Quoted passage:
□ □ □ □

The first Soviet correspondent accredited by the Patriarchate, he reported on the work of Vatican II; Anatoly Krasikov was head of the TASS news agency in Rome from 1959 to 1964, in France from 1966, and from 1978, the agency’s Deputy General Director.

When he returned from Italy in the mid 1960’s, he prepared his dissertation on the Vatican II Council and passed exams for his PhD candidacy at Moscow State University. Learning, however, that a “clear and militantly atheistic text” was expected at his defence, he refused the degree. In 1990, having spent many years studying the Spanish experience of a peaceful transition from Franco’s dictatorship to democracy, Anatoly Andreyevich defended his doctoral dissertation on this subject in the field of the History of International Relations.

But the primary theme of his research and academic publication was the role of religion in Russian, European and world politics. He associated his great interest in the history and culture of Europe with his time at MGIMO, when he attended the lectures – always to a packed lecture hall – of “old school” academic Yevgeny Viktorovich Tarle.

“Anatoly Andreyevich was one of a very few people in modern Russia who really belonged to Christian public life – a phenomenon which was much spoken of at the beginning of the 20th c., but which we hear almost nothing of now,” added Gasak. “In my view, Anatoly Andreyevich carried Christian public life within himself. Christian unity was an issue in which he took a live interest. Despite the fact that he worked in a position which presupposed rigid ideological obedience to the Soviet government, he was a Christian believer and an authentic Orthodox Christian person, who was both attentive and open. Whenever we would meet at various conferences in Europe or here in Russia, it was clear that a diverse range of people valued and respected him – from representatives of lay Christian movements to high-ranking officials of the Vatican. His death is yet another sign of the passing not only of the 20th c., but of the post-Soviet “thaw” of the 1990s and the early 2000s – that era which is associated with the inspiration of freedom.”

For 10 years, from 1978 to 1988, Anatoly Krasikov was in charge of media related to the celebration of the 1000th anniversary of the Baptism of Rus, and in the 1990s he became one of the founders of the Russian Presidential Advisory Council for Cooperation with Religious Associations.

“As is well-known, one never has many friends, and he was an authentic friend, and we could always sense that friendship,” shared Gasak. “He was one of few people in Russia who really understood what Christian politics is, he understood church-society relations, and he helped and advised us and gave us introductions, understanding that this side of life is also important for such a lay Christian movement within the Russian Orthodox Church as the Transfiguration Brotherhood.”

□ □ □ □

The tasks:
1. According to the passage about Anatoly Krasikov, in which years did he head the TASS news agency in Rome?
2. Pick up the passage about Anatoly Krasikov after its final sentence and continue writing it.

[Spatial annotation records]
□ □ □ □

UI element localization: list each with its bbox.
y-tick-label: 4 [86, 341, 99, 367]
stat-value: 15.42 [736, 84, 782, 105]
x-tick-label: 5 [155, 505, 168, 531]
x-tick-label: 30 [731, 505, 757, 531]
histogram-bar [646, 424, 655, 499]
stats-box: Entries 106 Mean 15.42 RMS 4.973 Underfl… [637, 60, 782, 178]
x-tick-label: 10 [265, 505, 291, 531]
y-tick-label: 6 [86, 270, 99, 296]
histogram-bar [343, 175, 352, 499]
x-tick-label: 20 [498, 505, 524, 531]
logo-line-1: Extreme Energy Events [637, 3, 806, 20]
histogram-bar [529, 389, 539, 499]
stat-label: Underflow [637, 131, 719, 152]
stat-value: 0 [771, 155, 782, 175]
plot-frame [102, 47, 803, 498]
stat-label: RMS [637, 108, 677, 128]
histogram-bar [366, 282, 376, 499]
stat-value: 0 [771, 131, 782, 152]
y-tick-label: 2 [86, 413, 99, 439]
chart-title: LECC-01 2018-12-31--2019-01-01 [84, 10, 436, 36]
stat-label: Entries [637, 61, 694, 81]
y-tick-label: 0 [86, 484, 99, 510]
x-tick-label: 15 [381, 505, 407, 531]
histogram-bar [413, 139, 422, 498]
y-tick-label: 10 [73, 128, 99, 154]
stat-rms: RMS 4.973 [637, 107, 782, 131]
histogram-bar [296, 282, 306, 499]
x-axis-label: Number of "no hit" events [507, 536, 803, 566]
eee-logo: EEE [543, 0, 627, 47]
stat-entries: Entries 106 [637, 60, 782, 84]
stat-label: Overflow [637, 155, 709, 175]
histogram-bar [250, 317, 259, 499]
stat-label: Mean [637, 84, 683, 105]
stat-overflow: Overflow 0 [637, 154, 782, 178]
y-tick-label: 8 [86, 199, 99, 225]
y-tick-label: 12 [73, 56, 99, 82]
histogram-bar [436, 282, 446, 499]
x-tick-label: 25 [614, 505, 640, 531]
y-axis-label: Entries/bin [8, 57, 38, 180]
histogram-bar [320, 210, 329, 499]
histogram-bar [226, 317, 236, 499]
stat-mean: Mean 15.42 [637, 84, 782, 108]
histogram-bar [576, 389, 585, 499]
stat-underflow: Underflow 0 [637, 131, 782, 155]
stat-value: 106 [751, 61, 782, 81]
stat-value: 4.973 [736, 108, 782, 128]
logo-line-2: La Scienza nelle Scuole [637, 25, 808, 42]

□ □ □ □

In response:
1. From 1959 to 1964.

2.
Anatoly Andreyevich remembered the beginning of our friendship himself, when he congratulated SFI upon its 30th anniversary, saying “My first meeting with the “St. Philarets crowd” was many years ago. During Soviet times there was a Mariners’ Museum at the Church of the Dormition of the Theotokos in Pechatniki. Having returned from abroad, where we had seen many interesting churches, my wife, Nadezhda Stepanovna, and I, decided to visit various churches in Moscow, when there were but a few. We learned that on the site of the former Mariners’ Museum the church was to open its doors. We went to that church and were introduced to the community, many of whom to this day are teachers and employees of St. Philaret’s Institute. This first meeting, fortunately, turned out to be but one of many. I was honoured to chosen a Trustee of the Institute, where I met many colleagues.”

Upon retiring from government service in 1996, Anatoly Andreyevich began to work at the Russian Academy of Sciences Institute of Europe, where until 2016 he headed the Centre for the study of Society and Religion. From 1997-2003 he was the President, and from 2004 President Emeritus of the Russian office of the International Association for Religious Freedom.

“If public life in our country is not ultimately to lose its Christian foundations, then the professional and personal experience of Anatoly Andreyevich will without a doubt be needed,” concluded Dmitry Gasak.

We shall cherish the memory of our friend Anatoly Andreyevich Krasikov!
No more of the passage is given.